### Saved entries:
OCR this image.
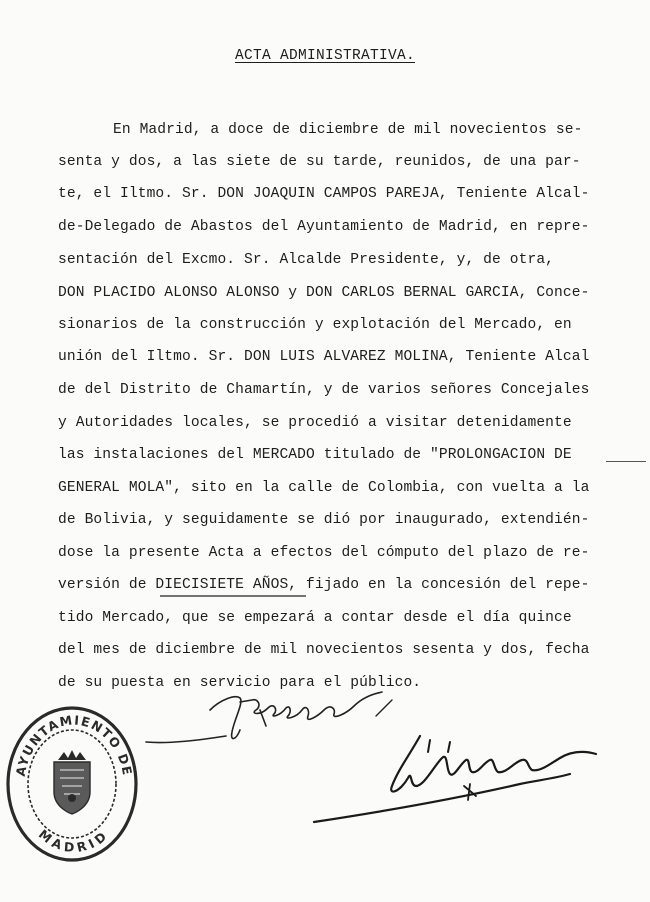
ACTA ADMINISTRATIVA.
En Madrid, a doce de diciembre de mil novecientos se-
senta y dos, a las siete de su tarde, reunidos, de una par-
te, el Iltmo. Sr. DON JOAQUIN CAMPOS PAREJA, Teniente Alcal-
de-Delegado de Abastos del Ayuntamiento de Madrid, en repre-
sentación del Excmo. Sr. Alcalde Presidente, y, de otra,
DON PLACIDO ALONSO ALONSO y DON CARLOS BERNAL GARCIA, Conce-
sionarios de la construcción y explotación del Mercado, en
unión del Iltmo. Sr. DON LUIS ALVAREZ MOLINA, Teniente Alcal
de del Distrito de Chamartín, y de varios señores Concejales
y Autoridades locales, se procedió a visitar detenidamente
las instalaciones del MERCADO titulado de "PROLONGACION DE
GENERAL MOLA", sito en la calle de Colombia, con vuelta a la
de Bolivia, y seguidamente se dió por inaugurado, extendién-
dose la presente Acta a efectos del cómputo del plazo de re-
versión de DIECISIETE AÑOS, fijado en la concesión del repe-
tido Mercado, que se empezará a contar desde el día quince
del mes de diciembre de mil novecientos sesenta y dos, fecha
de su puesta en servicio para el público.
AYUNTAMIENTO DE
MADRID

### EXERCISE DESCRIPTION:
Set each line of the records down exactly, leaving every picture out.

### COMPLETED EXERCISE:
OCR this image.
ACTA ADMINISTRATIVA.
En Madrid, a doce de diciembre de mil novecientos se-
senta y dos, a las siete de su tarde, reunidos, de una par-
te, el Iltmo. Sr. DON JOAQUIN CAMPOS PAREJA, Teniente Alcal-
de-Delegado de Abastos del Ayuntamiento de Madrid, en repre-
sentación del Excmo. Sr. Alcalde Presidente, y, de otra,
DON PLACIDO ALONSO ALONSO y DON CARLOS BERNAL GARCIA, Conce-
sionarios de la construcción y explotación del Mercado, en
unión del Iltmo. Sr. DON LUIS ALVAREZ MOLINA, Teniente Alcal
de del Distrito de Chamartín, y de varios señores Concejales
y Autoridades locales, se procedió a visitar detenidamente
las instalaciones del MERCADO titulado de "PROLONGACION DE
GENERAL MOLA", sito en la calle de Colombia, con vuelta a la
de Bolivia, y seguidamente se dió por inaugurado, extendién-
dose la presente Acta a efectos del cómputo del plazo de re-
versión de DIECISIETE AÑOS, fijado en la concesión del repe-
tido Mercado, que se empezará a contar desde el día quince
del mes de diciembre de mil novecientos sesenta y dos, fecha
de su puesta en servicio para el público.
AYUNTAMIENTO DE
MADRID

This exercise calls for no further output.